→ **SUPPLIED RECORDS**

——————

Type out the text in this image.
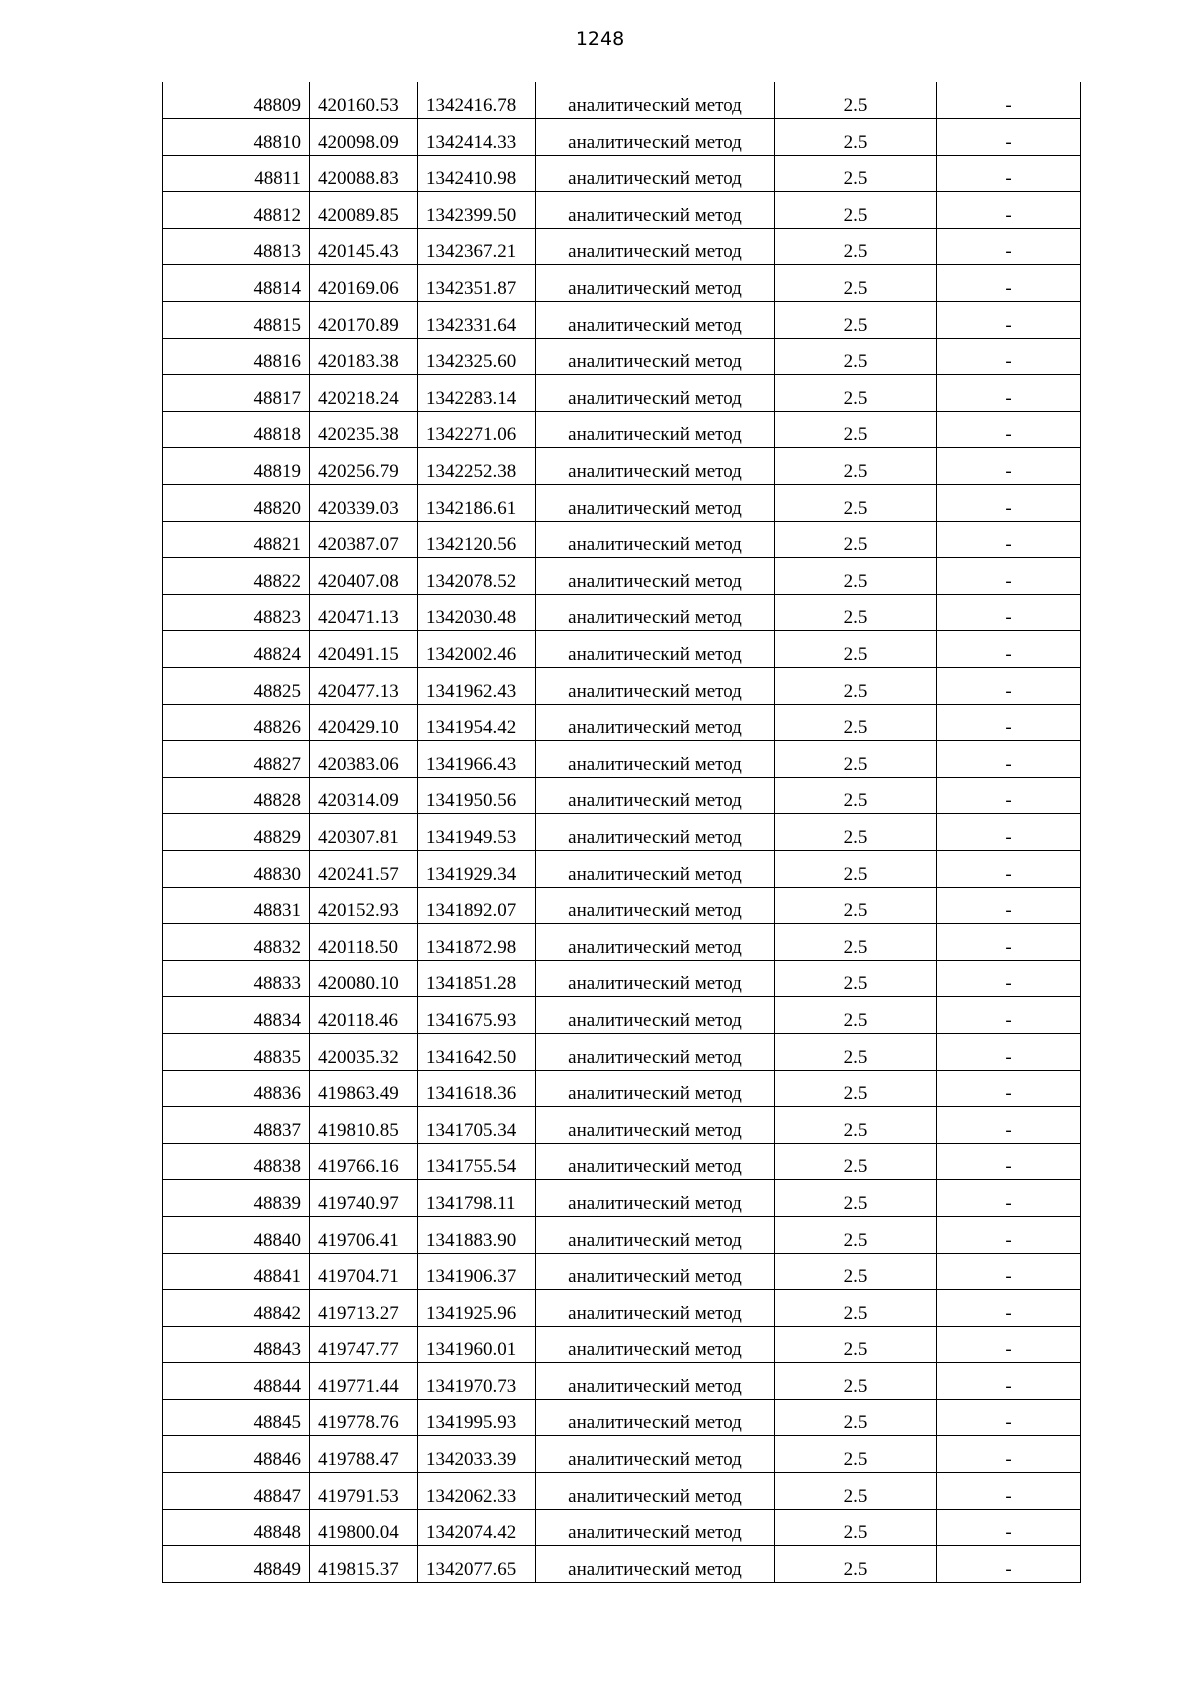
1248
48809	420160.53	1342416.78	аналитический метод	2.5	-
48810	420098.09	1342414.33	аналитический метод	2.5	-
48811	420088.83	1342410.98	аналитический метод	2.5	-
48812	420089.85	1342399.50	аналитический метод	2.5	-
48813	420145.43	1342367.21	аналитический метод	2.5	-
48814	420169.06	1342351.87	аналитический метод	2.5	-
48815	420170.89	1342331.64	аналитический метод	2.5	-
48816	420183.38	1342325.60	аналитический метод	2.5	-
48817	420218.24	1342283.14	аналитический метод	2.5	-
48818	420235.38	1342271.06	аналитический метод	2.5	-
48819	420256.79	1342252.38	аналитический метод	2.5	-
48820	420339.03	1342186.61	аналитический метод	2.5	-
48821	420387.07	1342120.56	аналитический метод	2.5	-
48822	420407.08	1342078.52	аналитический метод	2.5	-
48823	420471.13	1342030.48	аналитический метод	2.5	-
48824	420491.15	1342002.46	аналитический метод	2.5	-
48825	420477.13	1341962.43	аналитический метод	2.5	-
48826	420429.10	1341954.42	аналитический метод	2.5	-
48827	420383.06	1341966.43	аналитический метод	2.5	-
48828	420314.09	1341950.56	аналитический метод	2.5	-
48829	420307.81	1341949.53	аналитический метод	2.5	-
48830	420241.57	1341929.34	аналитический метод	2.5	-
48831	420152.93	1341892.07	аналитический метод	2.5	-
48832	420118.50	1341872.98	аналитический метод	2.5	-
48833	420080.10	1341851.28	аналитический метод	2.5	-
48834	420118.46	1341675.93	аналитический метод	2.5	-
48835	420035.32	1341642.50	аналитический метод	2.5	-
48836	419863.49	1341618.36	аналитический метод	2.5	-
48837	419810.85	1341705.34	аналитический метод	2.5	-
48838	419766.16	1341755.54	аналитический метод	2.5	-
48839	419740.97	1341798.11	аналитический метод	2.5	-
48840	419706.41	1341883.90	аналитический метод	2.5	-
48841	419704.71	1341906.37	аналитический метод	2.5	-
48842	419713.27	1341925.96	аналитический метод	2.5	-
48843	419747.77	1341960.01	аналитический метод	2.5	-
48844	419771.44	1341970.73	аналитический метод	2.5	-
48845	419778.76	1341995.93	аналитический метод	2.5	-
48846	419788.47	1342033.39	аналитический метод	2.5	-
48847	419791.53	1342062.33	аналитический метод	2.5	-
48848	419800.04	1342074.42	аналитический метод	2.5	-
48849	419815.37	1342077.65	аналитический метод	2.5	-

——————

→ **EXERCISE OBJECTIVE**
Your task is to copy the entries in full and exactly, without any images.

→ **EXERCISE SOLUTION**
Type out the text in this image.
1248
48809	420160.53	1342416.78	аналитический метод	2.5	-
48810	420098.09	1342414.33	аналитический метод	2.5	-
48811	420088.83	1342410.98	аналитический метод	2.5	-
48812	420089.85	1342399.50	аналитический метод	2.5	-
48813	420145.43	1342367.21	аналитический метод	2.5	-
48814	420169.06	1342351.87	аналитический метод	2.5	-
48815	420170.89	1342331.64	аналитический метод	2.5	-
48816	420183.38	1342325.60	аналитический метод	2.5	-
48817	420218.24	1342283.14	аналитический метод	2.5	-
48818	420235.38	1342271.06	аналитический метод	2.5	-
48819	420256.79	1342252.38	аналитический метод	2.5	-
48820	420339.03	1342186.61	аналитический метод	2.5	-
48821	420387.07	1342120.56	аналитический метод	2.5	-
48822	420407.08	1342078.52	аналитический метод	2.5	-
48823	420471.13	1342030.48	аналитический метод	2.5	-
48824	420491.15	1342002.46	аналитический метод	2.5	-
48825	420477.13	1341962.43	аналитический метод	2.5	-
48826	420429.10	1341954.42	аналитический метод	2.5	-
48827	420383.06	1341966.43	аналитический метод	2.5	-
48828	420314.09	1341950.56	аналитический метод	2.5	-
48829	420307.81	1341949.53	аналитический метод	2.5	-
48830	420241.57	1341929.34	аналитический метод	2.5	-
48831	420152.93	1341892.07	аналитический метод	2.5	-
48832	420118.50	1341872.98	аналитический метод	2.5	-
48833	420080.10	1341851.28	аналитический метод	2.5	-
48834	420118.46	1341675.93	аналитический метод	2.5	-
48835	420035.32	1341642.50	аналитический метод	2.5	-
48836	419863.49	1341618.36	аналитический метод	2.5	-
48837	419810.85	1341705.34	аналитический метод	2.5	-
48838	419766.16	1341755.54	аналитический метод	2.5	-
48839	419740.97	1341798.11	аналитический метод	2.5	-
48840	419706.41	1341883.90	аналитический метод	2.5	-
48841	419704.71	1341906.37	аналитический метод	2.5	-
48842	419713.27	1341925.96	аналитический метод	2.5	-
48843	419747.77	1341960.01	аналитический метод	2.5	-
48844	419771.44	1341970.73	аналитический метод	2.5	-
48845	419778.76	1341995.93	аналитический метод	2.5	-
48846	419788.47	1342033.39	аналитический метод	2.5	-
48847	419791.53	1342062.33	аналитический метод	2.5	-
48848	419800.04	1342074.42	аналитический метод	2.5	-
48849	419815.37	1342077.65	аналитический метод	2.5	-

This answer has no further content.